*Your goal*: From the line containing "Extract the structured" to the last line of the listing below, repeat every line exactly, and output nothing else.

+---+

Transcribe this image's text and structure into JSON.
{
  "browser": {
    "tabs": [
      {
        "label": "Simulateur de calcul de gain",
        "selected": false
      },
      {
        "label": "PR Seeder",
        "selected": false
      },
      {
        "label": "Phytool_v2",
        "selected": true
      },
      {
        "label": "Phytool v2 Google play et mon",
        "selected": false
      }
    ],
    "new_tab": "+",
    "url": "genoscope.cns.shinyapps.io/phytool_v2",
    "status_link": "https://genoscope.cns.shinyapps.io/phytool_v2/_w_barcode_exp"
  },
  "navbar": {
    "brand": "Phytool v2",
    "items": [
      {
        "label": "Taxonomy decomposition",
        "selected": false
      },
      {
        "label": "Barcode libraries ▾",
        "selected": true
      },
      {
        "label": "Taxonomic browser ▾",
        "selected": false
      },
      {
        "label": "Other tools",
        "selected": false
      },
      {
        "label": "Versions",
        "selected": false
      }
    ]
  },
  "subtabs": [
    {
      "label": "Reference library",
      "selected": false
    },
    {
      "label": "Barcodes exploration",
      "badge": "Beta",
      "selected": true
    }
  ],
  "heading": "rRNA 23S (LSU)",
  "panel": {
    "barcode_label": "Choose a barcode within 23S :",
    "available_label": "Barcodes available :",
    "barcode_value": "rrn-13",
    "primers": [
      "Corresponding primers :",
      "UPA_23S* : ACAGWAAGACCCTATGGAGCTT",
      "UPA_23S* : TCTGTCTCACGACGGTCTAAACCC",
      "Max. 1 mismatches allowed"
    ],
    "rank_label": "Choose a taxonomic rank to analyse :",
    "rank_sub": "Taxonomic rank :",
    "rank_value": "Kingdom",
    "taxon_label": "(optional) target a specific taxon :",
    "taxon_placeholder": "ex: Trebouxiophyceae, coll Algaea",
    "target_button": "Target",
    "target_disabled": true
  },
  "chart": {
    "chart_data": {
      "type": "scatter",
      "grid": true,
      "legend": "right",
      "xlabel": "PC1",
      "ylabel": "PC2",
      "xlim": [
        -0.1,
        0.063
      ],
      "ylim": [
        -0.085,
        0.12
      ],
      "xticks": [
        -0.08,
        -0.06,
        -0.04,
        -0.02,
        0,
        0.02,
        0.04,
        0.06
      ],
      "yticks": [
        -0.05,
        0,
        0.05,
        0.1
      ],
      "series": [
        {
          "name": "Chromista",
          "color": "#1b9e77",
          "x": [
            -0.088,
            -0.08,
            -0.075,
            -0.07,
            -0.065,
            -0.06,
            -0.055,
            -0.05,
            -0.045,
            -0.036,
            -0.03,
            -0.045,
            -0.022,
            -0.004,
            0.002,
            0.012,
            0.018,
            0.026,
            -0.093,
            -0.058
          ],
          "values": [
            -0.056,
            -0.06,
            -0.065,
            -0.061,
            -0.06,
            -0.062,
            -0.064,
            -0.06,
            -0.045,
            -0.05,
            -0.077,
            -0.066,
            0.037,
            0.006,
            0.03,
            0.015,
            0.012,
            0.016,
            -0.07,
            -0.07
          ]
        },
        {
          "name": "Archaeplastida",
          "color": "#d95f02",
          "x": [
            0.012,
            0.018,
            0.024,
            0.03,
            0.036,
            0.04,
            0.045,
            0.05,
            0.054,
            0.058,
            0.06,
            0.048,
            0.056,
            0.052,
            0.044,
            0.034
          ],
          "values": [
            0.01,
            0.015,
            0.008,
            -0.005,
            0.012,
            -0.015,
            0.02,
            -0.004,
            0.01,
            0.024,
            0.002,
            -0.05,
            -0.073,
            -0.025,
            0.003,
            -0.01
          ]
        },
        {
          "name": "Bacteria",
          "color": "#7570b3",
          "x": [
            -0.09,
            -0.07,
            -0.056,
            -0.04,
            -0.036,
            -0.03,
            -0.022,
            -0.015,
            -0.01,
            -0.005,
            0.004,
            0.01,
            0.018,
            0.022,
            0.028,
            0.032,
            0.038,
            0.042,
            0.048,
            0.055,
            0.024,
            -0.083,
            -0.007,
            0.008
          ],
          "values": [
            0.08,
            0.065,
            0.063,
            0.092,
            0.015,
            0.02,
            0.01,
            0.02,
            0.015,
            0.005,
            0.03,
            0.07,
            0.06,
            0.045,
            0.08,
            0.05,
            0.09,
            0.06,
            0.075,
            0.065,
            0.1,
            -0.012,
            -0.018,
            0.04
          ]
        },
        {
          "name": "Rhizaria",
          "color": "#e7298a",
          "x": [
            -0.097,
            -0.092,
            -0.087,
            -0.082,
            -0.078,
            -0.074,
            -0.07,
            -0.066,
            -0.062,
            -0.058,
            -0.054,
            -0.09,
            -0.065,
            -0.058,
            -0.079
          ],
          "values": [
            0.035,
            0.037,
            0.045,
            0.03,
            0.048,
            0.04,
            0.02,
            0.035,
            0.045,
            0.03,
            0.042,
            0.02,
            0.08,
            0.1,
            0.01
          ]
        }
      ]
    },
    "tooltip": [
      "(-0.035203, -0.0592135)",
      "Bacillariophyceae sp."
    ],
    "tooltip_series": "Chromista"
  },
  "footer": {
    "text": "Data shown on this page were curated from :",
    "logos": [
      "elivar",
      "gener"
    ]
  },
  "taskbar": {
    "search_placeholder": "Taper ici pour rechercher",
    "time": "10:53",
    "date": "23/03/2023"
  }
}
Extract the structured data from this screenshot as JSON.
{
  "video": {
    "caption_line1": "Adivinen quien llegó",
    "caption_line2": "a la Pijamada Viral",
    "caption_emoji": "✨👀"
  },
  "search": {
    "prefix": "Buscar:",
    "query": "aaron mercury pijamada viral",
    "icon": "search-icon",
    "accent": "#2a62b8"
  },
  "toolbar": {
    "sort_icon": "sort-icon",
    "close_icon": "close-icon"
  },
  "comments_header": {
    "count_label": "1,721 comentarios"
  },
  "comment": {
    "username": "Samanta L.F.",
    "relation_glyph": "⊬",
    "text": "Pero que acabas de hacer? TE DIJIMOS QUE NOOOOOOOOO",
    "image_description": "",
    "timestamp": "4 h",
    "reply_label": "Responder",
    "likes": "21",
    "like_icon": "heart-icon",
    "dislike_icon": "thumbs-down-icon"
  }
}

+---+

*Problem solution*:
Extract the structured data from this screenshot as JSON.
{
  "video": {
    "caption_line1": "Adivinen quien llegó",
    "caption_line2": "a la Pijamada Viral",
    "caption_emoji": "✨👀"
  },
  "search": {
    "prefix": "Buscar:",
    "query": "aaron mercury pijamada viral",
    "icon": "search-icon",
    "accent": "#2a62b8"
  },
  "toolbar": {
    "sort_icon": "sort-icon",
    "close_icon": "close-icon"
  },
  "comments_header": {
    "count_label": "1,721 comentarios"
  },
  "comment": {
    "username": "Samanta L.F.",
    "relation_glyph": "⊬",
    "text": "Pero que acabas de hacer? TE DIJIMOS QUE NOOOOOOOOO",
    "image_description": "",
    "timestamp": "4 h",
    "reply_label": "Responder",
    "likes": "21",
    "like_icon": "heart-icon",
    "dislike_icon": "thumbs-down-icon"
  }
}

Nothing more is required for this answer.